EXERCISE PROMPT –
Reproduce, character for character, the lines starting at the one containing "point <box>139 434 146 441</box>" and ending at the one containing "point <box>340 497 347 505</box>", including both.

DATASET CONTENT –
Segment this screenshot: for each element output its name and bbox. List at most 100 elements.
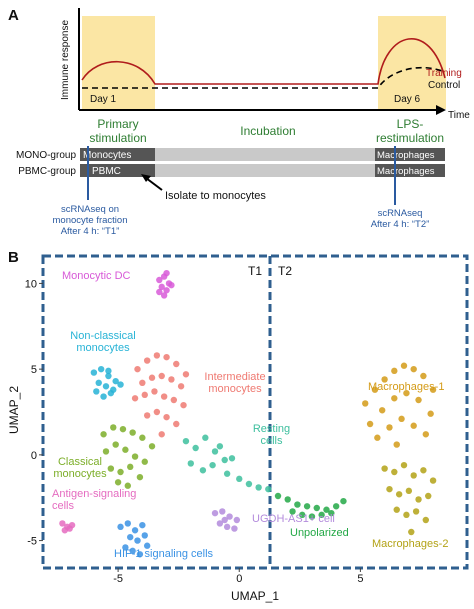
point <box>139 434 146 441</box>
point <box>398 415 405 423</box>
day-label: Day 1 <box>90 94 117 105</box>
arrow-head <box>436 105 446 115</box>
point <box>114 479 122 486</box>
legend-label: Training <box>426 68 462 79</box>
point <box>90 369 98 376</box>
point <box>117 381 124 388</box>
point <box>134 365 141 373</box>
point <box>102 448 110 455</box>
point <box>429 477 437 484</box>
point <box>216 443 224 450</box>
point <box>173 360 180 368</box>
cluster-label: Macrophages-2 <box>372 538 449 550</box>
point <box>100 393 107 400</box>
point <box>221 456 228 464</box>
point <box>374 434 381 441</box>
point <box>163 353 170 361</box>
point <box>209 461 216 469</box>
axis-label: Time <box>448 110 470 121</box>
point <box>117 523 124 531</box>
point <box>371 386 379 393</box>
point <box>340 497 347 505</box>
point <box>379 407 386 414</box>
point <box>129 547 136 555</box>
y-tick-label: 5 <box>31 364 37 376</box>
point <box>422 516 430 524</box>
point <box>141 532 148 539</box>
group-label: PBMC-group <box>18 166 76 177</box>
point <box>107 465 115 472</box>
point <box>153 352 161 359</box>
point <box>168 376 175 383</box>
point <box>102 383 110 390</box>
timeline-bar <box>375 148 445 161</box>
point <box>127 463 134 471</box>
point <box>148 374 156 381</box>
point <box>139 521 146 529</box>
point <box>236 475 243 483</box>
bar-label: PBMC <box>92 166 121 177</box>
cluster-label: Non-classical monocytes <box>70 330 136 354</box>
point <box>158 431 165 438</box>
point <box>187 460 194 467</box>
y-axis-label: UMAP_2 <box>7 386 21 434</box>
point <box>105 367 112 375</box>
point <box>303 503 311 510</box>
point <box>412 508 420 515</box>
point <box>143 542 151 549</box>
point <box>219 508 226 515</box>
point <box>160 393 168 400</box>
point <box>420 467 427 474</box>
point <box>386 424 393 431</box>
point <box>308 513 316 520</box>
point <box>318 511 325 519</box>
point <box>182 371 190 378</box>
arrow-head <box>141 174 151 182</box>
point <box>410 472 417 479</box>
point <box>362 400 369 407</box>
y-tick-label: 0 <box>31 450 37 462</box>
point <box>122 544 129 551</box>
point <box>134 537 141 544</box>
point <box>393 506 400 513</box>
point <box>427 410 434 417</box>
point <box>131 395 139 402</box>
group-label: MONO-group <box>16 150 76 161</box>
point <box>332 503 340 510</box>
y-tick-label: -5 <box>27 536 37 548</box>
y-tick-label: 10 <box>25 278 37 290</box>
point <box>158 372 165 380</box>
x-axis-label: UMAP_1 <box>231 589 279 603</box>
cluster-label: Classical monocytes <box>53 456 107 480</box>
timeline-bar <box>80 148 155 161</box>
phase-label: Primary <box>97 117 138 131</box>
cluster-label: Macrophages-1 <box>368 381 445 393</box>
point <box>199 467 207 474</box>
point <box>93 388 100 395</box>
point <box>131 453 139 460</box>
point <box>381 376 388 383</box>
point <box>408 528 415 536</box>
cluster-label: Unpolarized <box>290 527 349 539</box>
point <box>429 386 437 393</box>
point <box>400 362 408 369</box>
point <box>393 441 400 448</box>
point <box>151 388 158 395</box>
point <box>284 496 291 503</box>
point <box>410 422 417 429</box>
timeline-bar <box>375 164 445 177</box>
point <box>422 431 430 438</box>
point <box>117 468 124 476</box>
point <box>170 396 178 404</box>
point <box>223 523 231 531</box>
bar-label: Monocytes <box>83 150 131 161</box>
point <box>110 424 117 431</box>
point <box>323 506 330 513</box>
point <box>66 525 73 532</box>
point <box>245 480 253 488</box>
point <box>395 491 403 498</box>
point <box>415 396 422 404</box>
point <box>105 372 112 380</box>
annotation: After 4 h: “T1” <box>61 226 120 237</box>
point <box>95 379 102 387</box>
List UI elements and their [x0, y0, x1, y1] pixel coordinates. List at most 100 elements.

RESPONSE TO THE EXERCISE –
point <box>139 434 146 441</box>
point <box>398 415 405 423</box>
day-label: Day 1 <box>90 94 117 105</box>
arrow-head <box>436 105 446 115</box>
point <box>114 479 122 486</box>
legend-label: Training <box>426 68 462 79</box>
point <box>90 369 98 376</box>
point <box>117 381 124 388</box>
point <box>134 365 141 373</box>
point <box>102 448 110 455</box>
point <box>429 477 437 484</box>
point <box>216 443 224 450</box>
point <box>173 360 180 368</box>
cluster-label: Macrophages-2 <box>372 538 449 550</box>
point <box>100 393 107 400</box>
point <box>221 456 228 464</box>
point <box>374 434 381 441</box>
point <box>163 353 170 361</box>
point <box>209 461 216 469</box>
axis-label: Time <box>448 110 470 121</box>
point <box>117 523 124 531</box>
point <box>371 386 379 393</box>
point <box>340 497 347 505</box>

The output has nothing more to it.